>> begin

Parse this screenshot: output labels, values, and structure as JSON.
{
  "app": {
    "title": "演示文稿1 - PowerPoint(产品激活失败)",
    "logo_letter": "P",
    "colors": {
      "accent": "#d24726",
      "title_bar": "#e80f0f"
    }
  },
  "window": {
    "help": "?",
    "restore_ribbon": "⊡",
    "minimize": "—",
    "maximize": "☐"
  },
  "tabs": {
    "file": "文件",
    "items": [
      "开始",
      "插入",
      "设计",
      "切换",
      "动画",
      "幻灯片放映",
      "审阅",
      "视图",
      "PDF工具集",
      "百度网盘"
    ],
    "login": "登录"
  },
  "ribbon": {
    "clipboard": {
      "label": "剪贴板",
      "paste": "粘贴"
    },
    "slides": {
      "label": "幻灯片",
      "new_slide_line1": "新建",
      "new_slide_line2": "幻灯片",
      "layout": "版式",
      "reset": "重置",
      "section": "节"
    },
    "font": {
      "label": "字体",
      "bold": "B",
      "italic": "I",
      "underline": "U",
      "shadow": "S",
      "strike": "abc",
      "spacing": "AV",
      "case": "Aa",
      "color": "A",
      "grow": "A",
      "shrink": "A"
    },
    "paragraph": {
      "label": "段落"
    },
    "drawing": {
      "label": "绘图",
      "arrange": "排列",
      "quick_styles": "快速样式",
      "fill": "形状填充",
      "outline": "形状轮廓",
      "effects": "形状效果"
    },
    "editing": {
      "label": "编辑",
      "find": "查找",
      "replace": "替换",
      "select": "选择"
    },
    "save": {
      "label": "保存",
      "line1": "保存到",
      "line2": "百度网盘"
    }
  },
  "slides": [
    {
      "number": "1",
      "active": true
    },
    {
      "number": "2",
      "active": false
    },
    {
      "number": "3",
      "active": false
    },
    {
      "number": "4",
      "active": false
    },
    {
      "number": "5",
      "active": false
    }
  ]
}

>> end
>> begin

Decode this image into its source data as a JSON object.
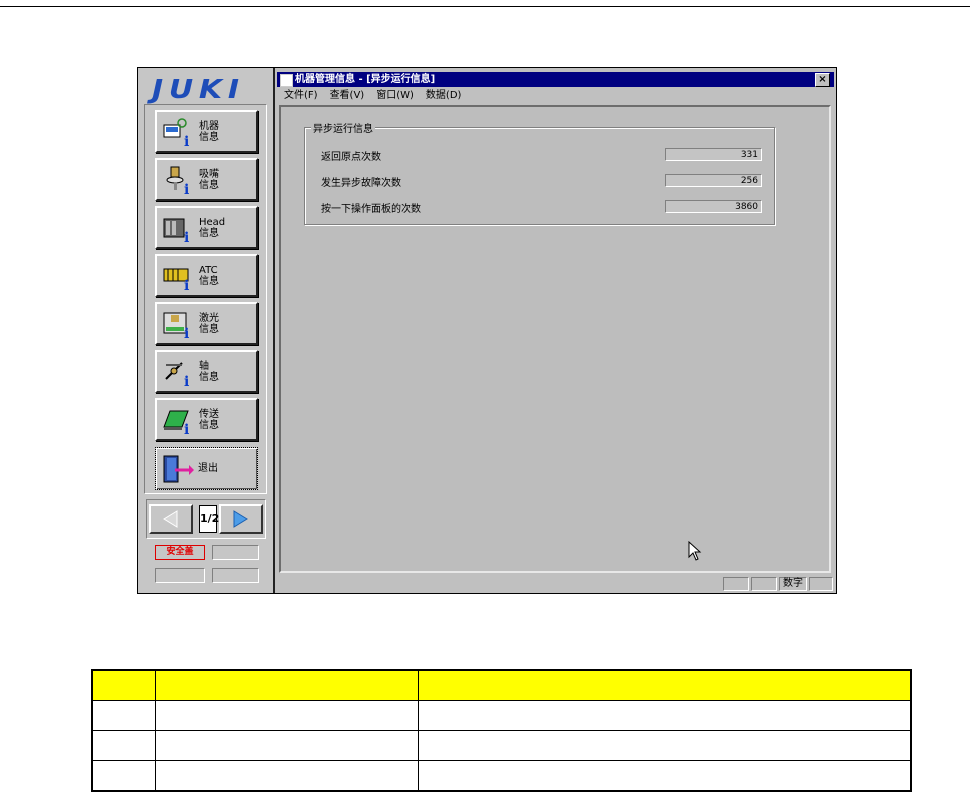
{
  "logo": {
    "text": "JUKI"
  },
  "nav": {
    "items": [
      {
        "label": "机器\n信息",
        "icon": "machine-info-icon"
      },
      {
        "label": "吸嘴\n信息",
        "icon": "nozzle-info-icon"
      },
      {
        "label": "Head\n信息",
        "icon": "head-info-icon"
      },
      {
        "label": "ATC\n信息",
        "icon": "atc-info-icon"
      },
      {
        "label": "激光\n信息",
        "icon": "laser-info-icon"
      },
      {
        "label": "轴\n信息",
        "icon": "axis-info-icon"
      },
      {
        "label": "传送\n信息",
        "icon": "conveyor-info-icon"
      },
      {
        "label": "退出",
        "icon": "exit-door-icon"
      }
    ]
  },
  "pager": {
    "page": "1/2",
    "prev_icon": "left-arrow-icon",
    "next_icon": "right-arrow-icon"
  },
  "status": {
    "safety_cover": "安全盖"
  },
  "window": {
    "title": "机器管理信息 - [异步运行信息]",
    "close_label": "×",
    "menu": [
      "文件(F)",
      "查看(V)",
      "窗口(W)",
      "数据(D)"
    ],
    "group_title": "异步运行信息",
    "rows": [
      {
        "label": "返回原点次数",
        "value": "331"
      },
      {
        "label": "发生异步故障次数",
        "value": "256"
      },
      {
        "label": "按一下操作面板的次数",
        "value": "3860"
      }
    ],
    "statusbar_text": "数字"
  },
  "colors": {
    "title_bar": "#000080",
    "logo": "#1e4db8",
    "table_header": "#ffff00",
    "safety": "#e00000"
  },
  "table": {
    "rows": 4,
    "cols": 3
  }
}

>> end

● To be done
Search the data above for the string "this" and return every line that has it.

● Task answer
Parse this screenshot: output labels, values, and structure as JSON.
Decode this image into its source data as a JSON object.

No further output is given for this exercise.